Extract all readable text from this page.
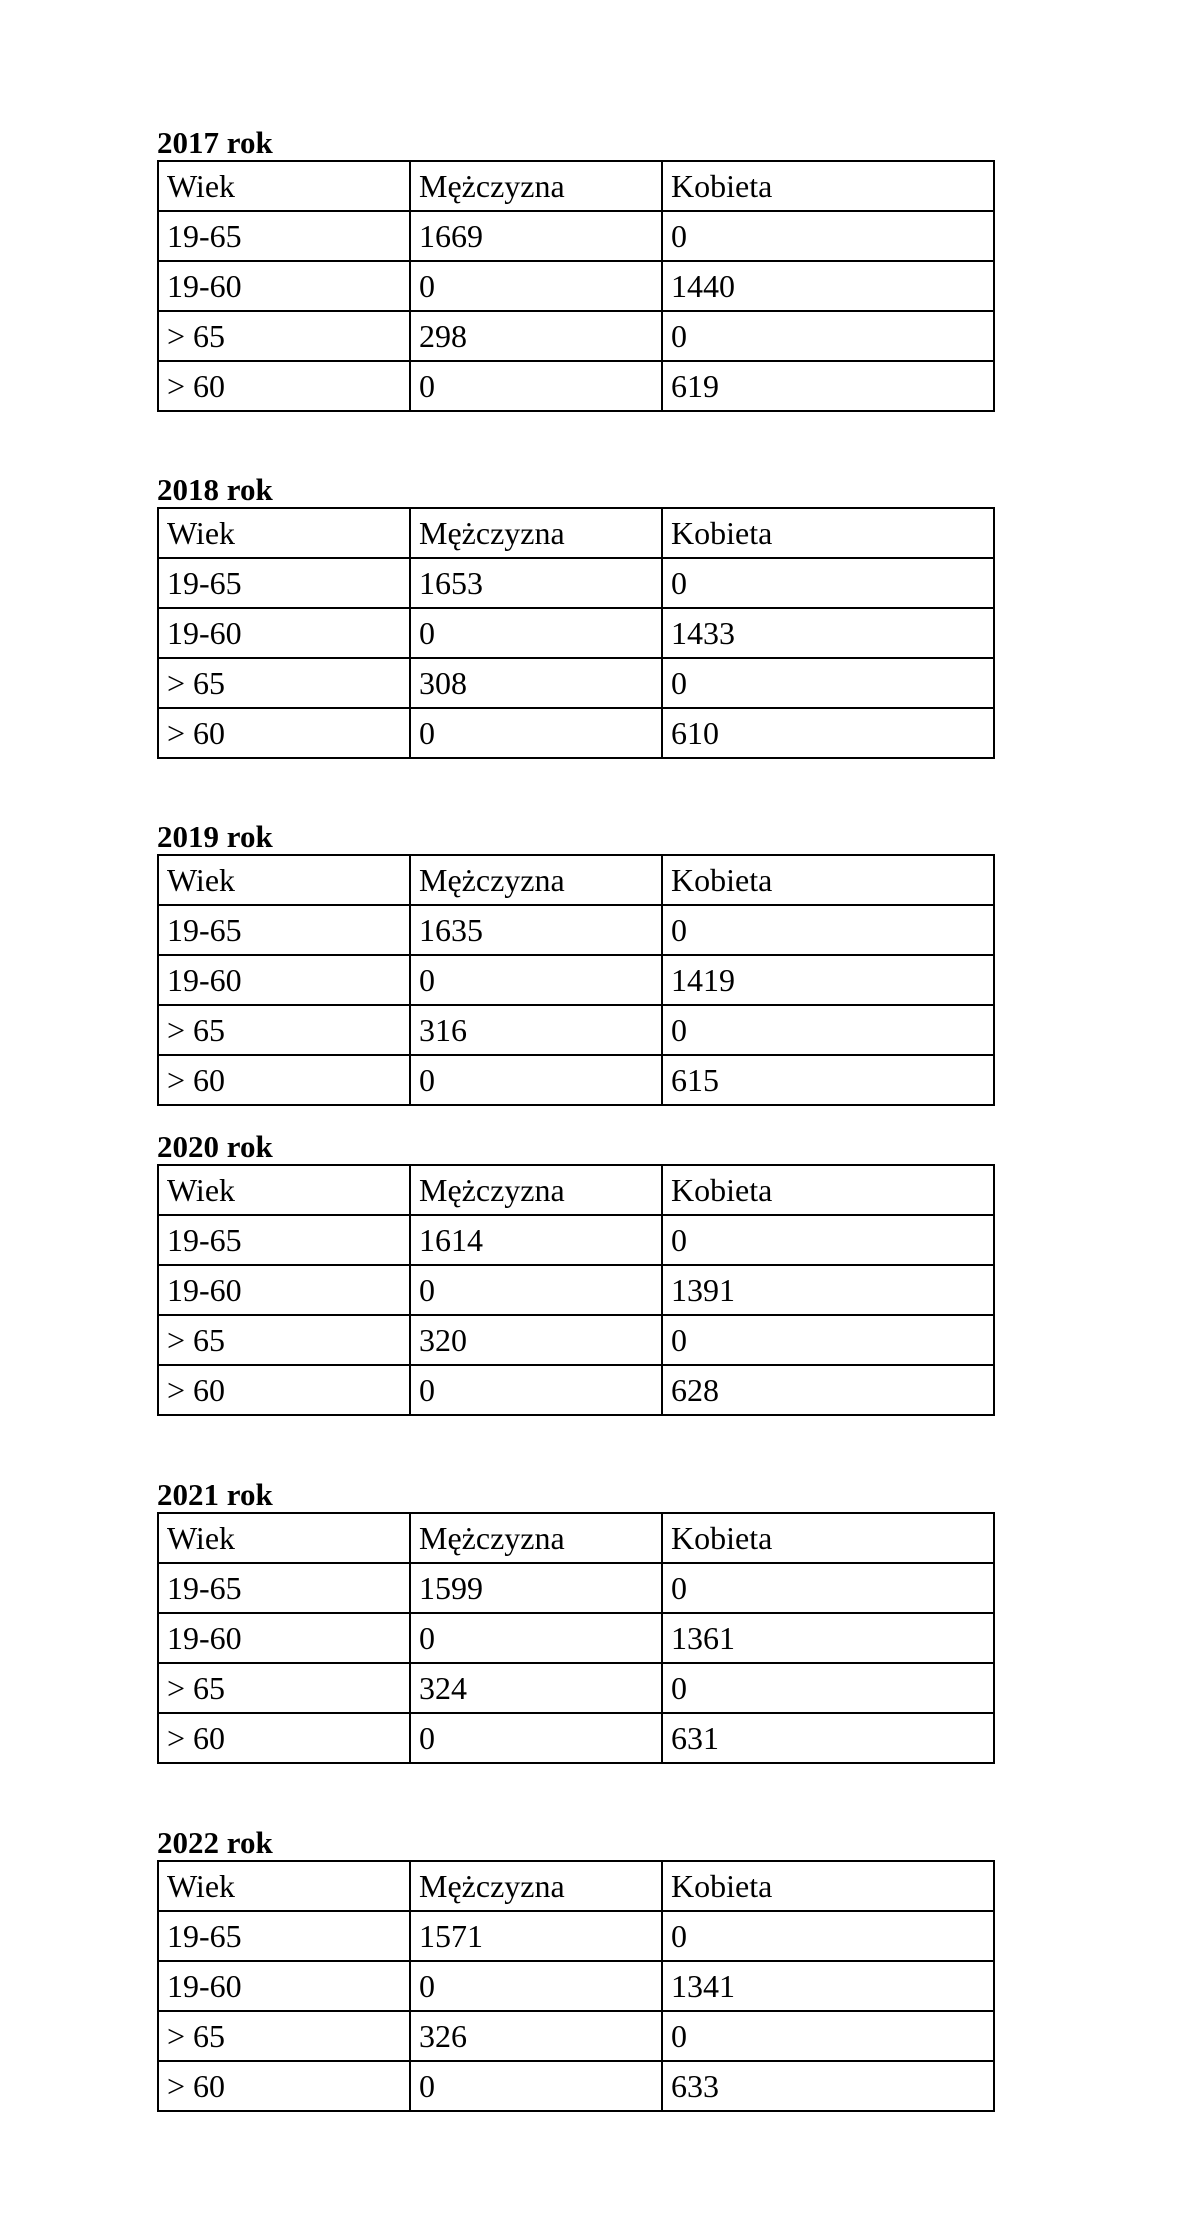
2017 rok
Wiek	Mężczyzna	Kobieta
19-65	1669	0
19-60	0	1440
> 65	298	0
> 60	0	619
2018 rok
Wiek	Mężczyzna	Kobieta
19-65	1653	0
19-60	0	1433
> 65	308	0
> 60	0	610
2019 rok
Wiek	Mężczyzna	Kobieta
19-65	1635	0
19-60	0	1419
> 65	316	0
> 60	0	615
2020 rok
Wiek	Mężczyzna	Kobieta
19-65	1614	0
19-60	0	1391
> 65	320	0
> 60	0	628
2021 rok
Wiek	Mężczyzna	Kobieta
19-65	1599	0
19-60	0	1361
> 65	324	0
> 60	0	631
2022 rok
Wiek	Mężczyzna	Kobieta
19-65	1571	0
19-60	0	1341
> 65	326	0
> 60	0	633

- What to work on
In your copy of the listing above, reproduce each line exactly and omit all pictures.

- Result for this task
Extract all readable text from this page.
2017 rok
Wiek	Mężczyzna	Kobieta
19-65	1669	0
19-60	0	1440
> 65	298	0
> 60	0	619
2018 rok
Wiek	Mężczyzna	Kobieta
19-65	1653	0
19-60	0	1433
> 65	308	0
> 60	0	610
2019 rok
Wiek	Mężczyzna	Kobieta
19-65	1635	0
19-60	0	1419
> 65	316	0
> 60	0	615
2020 rok
Wiek	Mężczyzna	Kobieta
19-65	1614	0
19-60	0	1391
> 65	320	0
> 60	0	628
2021 rok
Wiek	Mężczyzna	Kobieta
19-65	1599	0
19-60	0	1361
> 65	324	0
> 60	0	631
2022 rok
Wiek	Mężczyzna	Kobieta
19-65	1571	0
19-60	0	1341
> 65	326	0
> 60	0	633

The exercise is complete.